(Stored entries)
begin
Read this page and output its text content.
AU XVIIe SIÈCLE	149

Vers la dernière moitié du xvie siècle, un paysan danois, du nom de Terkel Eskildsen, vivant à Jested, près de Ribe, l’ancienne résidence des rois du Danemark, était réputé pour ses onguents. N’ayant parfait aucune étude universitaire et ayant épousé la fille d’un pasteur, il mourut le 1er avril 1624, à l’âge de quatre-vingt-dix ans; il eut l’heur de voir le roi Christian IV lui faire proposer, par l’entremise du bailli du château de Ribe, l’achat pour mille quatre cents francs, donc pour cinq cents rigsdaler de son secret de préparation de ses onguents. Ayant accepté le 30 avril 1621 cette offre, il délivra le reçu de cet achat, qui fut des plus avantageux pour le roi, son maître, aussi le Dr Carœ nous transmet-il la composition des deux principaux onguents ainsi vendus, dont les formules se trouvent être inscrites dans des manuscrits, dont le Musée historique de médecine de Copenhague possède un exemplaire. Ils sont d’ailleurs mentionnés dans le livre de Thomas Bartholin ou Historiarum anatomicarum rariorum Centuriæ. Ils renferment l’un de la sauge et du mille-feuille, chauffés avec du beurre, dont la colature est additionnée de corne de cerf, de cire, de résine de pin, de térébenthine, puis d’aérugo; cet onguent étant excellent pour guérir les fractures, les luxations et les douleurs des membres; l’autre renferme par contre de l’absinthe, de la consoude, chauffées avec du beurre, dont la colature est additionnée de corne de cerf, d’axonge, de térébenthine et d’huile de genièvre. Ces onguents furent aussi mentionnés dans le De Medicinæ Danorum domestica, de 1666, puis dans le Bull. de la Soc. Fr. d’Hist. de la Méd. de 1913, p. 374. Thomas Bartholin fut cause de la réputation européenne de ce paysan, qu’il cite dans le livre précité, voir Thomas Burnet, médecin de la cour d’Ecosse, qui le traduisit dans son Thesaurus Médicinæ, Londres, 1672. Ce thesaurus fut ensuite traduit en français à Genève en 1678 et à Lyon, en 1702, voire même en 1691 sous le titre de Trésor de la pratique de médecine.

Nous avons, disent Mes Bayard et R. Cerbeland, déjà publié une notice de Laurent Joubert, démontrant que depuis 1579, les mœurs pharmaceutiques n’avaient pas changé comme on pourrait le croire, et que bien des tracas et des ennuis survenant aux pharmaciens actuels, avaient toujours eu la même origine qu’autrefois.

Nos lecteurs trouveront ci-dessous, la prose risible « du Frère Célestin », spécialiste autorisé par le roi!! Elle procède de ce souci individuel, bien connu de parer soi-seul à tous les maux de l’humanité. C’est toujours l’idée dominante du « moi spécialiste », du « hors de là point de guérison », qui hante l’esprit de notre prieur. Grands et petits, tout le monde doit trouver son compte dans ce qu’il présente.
end
*Given request:* Among the records above, find each line holding the string "bien" and pull it out.

*Finished answer:*
Nous avons, disent Mes Bayard et R. Cerbeland, déjà publié une notice de Laurent Joubert, démontrant que depuis 1579, les mœurs pharmaceutiques n’avaient pas changé comme on pourrait le croire, et que bien des tracas et des ennuis survenant aux pharmaciens actuels, avaient toujours eu la même origine qu’autrefois.
Nos lecteurs trouveront ci-dessous, la prose risible « du Frère Célestin », spécialiste autorisé par le roi!! Elle procède de ce souci individuel, bien connu de parer soi-seul à tous les maux de l’humanité. C’est toujours l’idée dominante du « moi spécialiste », du « hors de là point de guérison », qui hante l’esprit de notre prieur. Grands et petits, tout le monde doit trouver son compte dans ce qu’il présente.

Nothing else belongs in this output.